REQUIRED TASK:
From the entries below, tally how many lines contain "close" and report only that figure.

____________________

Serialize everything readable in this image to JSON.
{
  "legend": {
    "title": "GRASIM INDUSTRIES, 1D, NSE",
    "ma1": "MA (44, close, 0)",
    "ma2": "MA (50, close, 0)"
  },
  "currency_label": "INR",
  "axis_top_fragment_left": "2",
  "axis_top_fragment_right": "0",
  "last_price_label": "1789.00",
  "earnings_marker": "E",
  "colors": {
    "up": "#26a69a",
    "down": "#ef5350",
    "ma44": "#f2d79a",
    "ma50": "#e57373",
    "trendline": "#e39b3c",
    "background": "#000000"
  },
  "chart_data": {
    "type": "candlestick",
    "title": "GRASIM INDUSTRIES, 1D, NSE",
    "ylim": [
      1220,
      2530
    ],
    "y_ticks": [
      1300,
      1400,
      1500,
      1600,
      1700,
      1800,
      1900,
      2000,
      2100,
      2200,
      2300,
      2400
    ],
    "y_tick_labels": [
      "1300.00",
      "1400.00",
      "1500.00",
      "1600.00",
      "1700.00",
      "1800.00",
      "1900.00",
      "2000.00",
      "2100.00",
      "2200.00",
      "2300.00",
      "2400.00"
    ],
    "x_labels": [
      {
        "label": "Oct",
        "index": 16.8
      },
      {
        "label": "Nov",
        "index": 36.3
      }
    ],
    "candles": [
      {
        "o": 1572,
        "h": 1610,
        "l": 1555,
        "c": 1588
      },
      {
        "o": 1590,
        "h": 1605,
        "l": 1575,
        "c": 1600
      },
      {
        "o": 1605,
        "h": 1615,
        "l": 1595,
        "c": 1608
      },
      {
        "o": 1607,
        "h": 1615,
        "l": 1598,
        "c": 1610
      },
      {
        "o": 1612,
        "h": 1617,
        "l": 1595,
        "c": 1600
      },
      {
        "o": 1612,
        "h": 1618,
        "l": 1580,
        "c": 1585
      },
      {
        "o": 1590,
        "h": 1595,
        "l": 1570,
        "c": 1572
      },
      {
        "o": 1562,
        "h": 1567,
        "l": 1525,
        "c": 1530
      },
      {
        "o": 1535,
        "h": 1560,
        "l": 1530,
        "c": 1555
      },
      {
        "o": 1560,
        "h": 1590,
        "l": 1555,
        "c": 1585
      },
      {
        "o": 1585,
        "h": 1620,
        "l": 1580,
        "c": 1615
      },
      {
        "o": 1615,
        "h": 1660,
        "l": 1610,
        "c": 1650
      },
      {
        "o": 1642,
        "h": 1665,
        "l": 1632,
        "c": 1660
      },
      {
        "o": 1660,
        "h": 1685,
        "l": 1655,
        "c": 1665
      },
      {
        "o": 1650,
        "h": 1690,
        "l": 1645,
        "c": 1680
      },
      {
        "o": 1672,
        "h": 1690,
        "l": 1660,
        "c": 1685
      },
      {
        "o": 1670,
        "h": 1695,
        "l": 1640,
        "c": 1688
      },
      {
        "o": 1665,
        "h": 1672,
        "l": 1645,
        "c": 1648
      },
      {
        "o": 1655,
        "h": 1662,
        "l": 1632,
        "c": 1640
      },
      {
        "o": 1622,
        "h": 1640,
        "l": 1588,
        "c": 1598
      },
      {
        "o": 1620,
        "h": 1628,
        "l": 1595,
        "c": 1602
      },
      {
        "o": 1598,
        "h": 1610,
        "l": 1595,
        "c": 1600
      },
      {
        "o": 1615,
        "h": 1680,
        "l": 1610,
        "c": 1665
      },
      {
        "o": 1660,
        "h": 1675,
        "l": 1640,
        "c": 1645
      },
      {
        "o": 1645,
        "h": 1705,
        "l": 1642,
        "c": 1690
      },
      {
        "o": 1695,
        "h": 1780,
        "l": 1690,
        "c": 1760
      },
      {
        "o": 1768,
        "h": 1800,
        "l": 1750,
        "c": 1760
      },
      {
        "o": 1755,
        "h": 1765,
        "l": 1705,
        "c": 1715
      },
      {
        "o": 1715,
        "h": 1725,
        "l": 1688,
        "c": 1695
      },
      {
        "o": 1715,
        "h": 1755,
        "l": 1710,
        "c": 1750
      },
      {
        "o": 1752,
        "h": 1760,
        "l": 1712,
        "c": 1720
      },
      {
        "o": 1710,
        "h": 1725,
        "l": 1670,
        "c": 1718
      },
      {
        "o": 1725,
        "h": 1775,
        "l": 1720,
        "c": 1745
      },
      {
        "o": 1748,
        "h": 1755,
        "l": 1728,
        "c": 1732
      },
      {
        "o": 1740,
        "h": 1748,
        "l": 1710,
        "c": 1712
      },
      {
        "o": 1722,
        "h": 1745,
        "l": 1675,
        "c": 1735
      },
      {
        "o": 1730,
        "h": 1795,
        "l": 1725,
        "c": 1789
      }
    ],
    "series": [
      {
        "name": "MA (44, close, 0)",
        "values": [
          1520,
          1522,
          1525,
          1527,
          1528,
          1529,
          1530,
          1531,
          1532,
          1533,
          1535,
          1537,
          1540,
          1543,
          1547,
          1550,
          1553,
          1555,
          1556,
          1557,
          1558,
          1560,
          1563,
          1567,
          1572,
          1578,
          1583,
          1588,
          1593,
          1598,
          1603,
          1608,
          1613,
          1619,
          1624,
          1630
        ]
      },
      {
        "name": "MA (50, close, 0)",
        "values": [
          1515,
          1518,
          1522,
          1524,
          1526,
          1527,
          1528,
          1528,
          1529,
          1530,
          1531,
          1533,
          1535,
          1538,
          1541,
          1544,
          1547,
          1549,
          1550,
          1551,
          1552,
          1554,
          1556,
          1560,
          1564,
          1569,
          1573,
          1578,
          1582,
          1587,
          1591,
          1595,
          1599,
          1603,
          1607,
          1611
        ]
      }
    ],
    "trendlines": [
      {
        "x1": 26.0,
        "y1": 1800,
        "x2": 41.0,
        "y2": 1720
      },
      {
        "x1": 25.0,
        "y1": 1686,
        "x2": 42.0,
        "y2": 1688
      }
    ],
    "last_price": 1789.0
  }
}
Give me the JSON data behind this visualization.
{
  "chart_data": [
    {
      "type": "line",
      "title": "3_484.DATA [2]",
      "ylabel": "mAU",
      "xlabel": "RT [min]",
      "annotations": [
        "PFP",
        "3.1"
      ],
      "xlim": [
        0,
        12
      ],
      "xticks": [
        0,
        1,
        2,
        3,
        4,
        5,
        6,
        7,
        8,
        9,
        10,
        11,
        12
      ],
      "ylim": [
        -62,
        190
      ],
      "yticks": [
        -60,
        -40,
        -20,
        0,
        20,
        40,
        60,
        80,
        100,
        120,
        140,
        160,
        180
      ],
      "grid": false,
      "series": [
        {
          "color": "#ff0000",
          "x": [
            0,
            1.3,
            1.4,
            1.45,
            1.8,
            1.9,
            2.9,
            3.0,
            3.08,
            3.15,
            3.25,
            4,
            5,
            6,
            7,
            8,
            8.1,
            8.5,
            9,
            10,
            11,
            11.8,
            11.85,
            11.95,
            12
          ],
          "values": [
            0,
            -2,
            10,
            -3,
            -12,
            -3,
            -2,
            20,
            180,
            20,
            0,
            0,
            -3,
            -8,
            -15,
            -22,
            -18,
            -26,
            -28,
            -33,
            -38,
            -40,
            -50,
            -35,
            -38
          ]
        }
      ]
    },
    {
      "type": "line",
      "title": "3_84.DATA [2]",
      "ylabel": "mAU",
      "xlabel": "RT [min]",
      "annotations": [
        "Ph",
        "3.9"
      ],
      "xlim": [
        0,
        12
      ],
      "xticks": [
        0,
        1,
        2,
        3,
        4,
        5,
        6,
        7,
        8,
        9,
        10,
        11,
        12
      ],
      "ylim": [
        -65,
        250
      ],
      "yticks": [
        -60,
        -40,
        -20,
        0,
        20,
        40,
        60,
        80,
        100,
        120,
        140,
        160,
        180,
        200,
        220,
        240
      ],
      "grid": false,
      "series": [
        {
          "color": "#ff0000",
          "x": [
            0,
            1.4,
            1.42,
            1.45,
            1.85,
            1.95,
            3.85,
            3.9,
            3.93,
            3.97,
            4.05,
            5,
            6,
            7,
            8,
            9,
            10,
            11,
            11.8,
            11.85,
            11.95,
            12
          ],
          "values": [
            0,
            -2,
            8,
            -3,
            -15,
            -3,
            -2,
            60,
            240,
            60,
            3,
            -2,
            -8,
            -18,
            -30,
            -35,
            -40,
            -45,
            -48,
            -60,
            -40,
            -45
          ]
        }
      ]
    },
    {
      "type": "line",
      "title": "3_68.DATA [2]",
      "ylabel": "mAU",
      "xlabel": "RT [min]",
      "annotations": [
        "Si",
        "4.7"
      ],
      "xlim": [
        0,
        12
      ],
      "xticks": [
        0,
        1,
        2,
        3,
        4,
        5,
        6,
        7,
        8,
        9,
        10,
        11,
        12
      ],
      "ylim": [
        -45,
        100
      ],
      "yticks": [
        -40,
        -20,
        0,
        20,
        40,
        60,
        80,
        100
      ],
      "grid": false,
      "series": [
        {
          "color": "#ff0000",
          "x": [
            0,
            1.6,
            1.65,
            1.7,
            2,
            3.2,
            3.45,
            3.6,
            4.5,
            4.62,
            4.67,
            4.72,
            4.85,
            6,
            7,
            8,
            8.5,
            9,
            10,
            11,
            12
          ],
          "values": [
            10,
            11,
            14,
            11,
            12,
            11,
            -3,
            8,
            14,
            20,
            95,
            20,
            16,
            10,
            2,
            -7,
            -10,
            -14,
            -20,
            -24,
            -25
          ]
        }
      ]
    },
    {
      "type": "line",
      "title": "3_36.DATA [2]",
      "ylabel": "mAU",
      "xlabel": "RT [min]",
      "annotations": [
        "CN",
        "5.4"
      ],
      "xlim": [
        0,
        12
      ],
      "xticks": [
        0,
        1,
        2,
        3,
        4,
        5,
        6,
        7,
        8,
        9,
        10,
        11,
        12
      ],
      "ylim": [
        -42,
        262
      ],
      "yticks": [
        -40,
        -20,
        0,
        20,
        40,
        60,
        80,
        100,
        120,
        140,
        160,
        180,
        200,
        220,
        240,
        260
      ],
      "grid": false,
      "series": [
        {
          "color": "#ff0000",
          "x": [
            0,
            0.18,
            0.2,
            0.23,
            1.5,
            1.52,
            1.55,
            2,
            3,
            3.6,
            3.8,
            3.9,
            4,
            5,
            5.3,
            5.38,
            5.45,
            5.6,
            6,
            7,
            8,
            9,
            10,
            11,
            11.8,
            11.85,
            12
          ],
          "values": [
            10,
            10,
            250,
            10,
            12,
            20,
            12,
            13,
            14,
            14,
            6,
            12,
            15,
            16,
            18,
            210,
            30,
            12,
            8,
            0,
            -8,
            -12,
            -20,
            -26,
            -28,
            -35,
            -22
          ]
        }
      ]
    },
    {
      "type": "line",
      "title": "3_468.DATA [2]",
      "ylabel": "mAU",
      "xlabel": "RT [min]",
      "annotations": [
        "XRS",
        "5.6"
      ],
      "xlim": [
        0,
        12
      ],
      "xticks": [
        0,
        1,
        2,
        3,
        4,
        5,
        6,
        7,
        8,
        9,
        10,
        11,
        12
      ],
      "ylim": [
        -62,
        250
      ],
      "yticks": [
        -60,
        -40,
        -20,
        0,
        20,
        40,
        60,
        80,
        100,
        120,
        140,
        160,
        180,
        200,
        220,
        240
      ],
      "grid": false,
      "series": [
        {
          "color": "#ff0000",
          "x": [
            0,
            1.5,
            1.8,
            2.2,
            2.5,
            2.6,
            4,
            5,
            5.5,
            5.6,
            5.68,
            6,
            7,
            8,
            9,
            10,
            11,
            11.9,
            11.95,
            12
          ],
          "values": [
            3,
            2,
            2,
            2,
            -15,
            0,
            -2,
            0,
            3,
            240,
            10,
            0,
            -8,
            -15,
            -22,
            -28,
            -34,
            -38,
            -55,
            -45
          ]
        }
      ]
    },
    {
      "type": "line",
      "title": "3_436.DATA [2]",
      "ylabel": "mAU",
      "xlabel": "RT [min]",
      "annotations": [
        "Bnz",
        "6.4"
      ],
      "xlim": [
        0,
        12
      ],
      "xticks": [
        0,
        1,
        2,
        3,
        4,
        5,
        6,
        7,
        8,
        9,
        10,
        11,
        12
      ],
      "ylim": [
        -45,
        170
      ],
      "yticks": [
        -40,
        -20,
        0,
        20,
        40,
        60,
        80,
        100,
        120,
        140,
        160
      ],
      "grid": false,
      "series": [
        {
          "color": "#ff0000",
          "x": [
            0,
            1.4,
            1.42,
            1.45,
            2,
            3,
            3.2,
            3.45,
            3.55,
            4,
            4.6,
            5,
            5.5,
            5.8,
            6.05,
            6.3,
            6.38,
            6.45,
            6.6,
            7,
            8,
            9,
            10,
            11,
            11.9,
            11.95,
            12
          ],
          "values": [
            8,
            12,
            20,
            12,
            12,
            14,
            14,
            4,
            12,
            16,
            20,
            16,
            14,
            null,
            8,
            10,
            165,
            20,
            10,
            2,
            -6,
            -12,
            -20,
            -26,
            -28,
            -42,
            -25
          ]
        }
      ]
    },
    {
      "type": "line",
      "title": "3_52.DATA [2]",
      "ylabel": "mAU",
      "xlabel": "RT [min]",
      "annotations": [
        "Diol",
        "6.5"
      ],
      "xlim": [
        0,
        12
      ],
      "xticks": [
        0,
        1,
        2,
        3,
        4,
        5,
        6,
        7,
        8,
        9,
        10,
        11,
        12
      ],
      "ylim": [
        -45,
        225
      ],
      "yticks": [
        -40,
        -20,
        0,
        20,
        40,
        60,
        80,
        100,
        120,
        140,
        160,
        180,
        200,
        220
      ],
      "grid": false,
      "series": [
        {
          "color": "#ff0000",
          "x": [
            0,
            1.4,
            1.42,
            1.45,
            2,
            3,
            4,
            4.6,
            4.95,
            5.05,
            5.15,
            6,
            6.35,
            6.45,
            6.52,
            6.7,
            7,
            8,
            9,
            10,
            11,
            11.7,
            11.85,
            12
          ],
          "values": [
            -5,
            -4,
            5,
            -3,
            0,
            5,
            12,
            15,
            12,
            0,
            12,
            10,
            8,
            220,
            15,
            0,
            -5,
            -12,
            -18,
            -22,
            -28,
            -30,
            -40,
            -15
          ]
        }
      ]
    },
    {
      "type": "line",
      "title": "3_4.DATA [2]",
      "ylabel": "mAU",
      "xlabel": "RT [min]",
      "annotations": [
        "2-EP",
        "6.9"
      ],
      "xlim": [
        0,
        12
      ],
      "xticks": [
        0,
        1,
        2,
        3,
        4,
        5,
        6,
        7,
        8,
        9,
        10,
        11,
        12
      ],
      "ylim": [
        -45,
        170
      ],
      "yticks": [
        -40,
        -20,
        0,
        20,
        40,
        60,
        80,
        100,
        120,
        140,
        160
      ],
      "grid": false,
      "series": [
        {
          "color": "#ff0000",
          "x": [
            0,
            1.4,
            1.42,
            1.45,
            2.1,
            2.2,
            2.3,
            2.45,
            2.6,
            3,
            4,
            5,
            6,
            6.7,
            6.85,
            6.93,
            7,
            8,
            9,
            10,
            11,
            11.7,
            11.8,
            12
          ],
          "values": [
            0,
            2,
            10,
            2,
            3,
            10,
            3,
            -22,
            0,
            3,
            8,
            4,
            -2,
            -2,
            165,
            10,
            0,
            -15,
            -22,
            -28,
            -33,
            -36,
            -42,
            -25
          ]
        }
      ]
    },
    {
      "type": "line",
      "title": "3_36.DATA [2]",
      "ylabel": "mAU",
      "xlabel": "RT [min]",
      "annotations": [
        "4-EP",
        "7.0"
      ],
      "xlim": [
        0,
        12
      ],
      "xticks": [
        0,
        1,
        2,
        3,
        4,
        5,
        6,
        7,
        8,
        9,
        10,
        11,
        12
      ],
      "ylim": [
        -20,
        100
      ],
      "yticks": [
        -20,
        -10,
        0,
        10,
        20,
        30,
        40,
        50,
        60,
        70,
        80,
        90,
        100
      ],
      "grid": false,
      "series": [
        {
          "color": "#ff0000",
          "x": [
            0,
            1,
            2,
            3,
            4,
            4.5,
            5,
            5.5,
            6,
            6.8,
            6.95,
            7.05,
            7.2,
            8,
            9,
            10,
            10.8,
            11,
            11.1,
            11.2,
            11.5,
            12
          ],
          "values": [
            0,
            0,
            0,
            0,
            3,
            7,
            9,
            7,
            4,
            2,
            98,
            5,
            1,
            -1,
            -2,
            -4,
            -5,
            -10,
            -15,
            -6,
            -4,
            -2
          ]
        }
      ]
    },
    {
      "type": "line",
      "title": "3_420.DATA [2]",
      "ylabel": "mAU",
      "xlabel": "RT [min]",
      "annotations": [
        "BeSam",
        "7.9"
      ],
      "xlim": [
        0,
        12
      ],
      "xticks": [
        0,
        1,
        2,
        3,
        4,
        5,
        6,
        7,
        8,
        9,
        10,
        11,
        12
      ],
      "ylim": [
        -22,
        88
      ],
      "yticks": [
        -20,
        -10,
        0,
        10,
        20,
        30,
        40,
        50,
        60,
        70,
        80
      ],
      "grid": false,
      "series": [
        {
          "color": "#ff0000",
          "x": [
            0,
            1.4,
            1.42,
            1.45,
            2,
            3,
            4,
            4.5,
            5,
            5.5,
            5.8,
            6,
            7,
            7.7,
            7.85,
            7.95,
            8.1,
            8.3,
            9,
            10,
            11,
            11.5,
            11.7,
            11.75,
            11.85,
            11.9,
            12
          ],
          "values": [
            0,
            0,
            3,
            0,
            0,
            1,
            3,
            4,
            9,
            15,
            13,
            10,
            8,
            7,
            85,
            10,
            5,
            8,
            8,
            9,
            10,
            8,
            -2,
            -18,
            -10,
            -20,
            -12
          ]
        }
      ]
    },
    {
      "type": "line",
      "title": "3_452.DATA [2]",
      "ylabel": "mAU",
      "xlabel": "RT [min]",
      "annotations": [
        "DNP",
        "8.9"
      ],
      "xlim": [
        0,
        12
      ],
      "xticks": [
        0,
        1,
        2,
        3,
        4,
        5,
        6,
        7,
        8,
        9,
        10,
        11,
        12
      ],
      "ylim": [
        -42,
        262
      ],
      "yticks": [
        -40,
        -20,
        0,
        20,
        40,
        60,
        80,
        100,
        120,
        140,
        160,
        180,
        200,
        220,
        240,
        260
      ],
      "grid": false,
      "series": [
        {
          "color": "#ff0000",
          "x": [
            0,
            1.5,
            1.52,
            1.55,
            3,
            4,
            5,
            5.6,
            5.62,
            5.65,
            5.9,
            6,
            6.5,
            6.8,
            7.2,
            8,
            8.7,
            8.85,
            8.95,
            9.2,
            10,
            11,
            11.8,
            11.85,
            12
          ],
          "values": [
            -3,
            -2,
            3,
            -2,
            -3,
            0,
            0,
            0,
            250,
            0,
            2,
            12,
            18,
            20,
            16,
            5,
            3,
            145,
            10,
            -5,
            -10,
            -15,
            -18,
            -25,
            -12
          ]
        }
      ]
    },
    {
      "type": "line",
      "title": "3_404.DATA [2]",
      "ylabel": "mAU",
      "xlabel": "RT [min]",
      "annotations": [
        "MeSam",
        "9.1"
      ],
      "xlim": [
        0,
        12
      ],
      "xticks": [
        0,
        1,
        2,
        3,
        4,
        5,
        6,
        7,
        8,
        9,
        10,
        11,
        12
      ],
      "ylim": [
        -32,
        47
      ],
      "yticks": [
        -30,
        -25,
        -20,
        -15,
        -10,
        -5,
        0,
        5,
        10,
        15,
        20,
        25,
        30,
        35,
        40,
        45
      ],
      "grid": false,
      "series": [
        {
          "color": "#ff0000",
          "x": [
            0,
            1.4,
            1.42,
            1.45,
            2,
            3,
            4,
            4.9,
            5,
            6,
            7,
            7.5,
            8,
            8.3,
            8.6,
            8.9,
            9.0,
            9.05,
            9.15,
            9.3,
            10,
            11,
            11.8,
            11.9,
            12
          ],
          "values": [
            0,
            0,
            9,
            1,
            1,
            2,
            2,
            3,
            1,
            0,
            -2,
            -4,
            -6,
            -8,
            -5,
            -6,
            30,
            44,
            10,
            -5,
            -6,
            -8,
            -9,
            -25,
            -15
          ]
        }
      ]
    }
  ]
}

____________________

EXERCISE RESULT:
4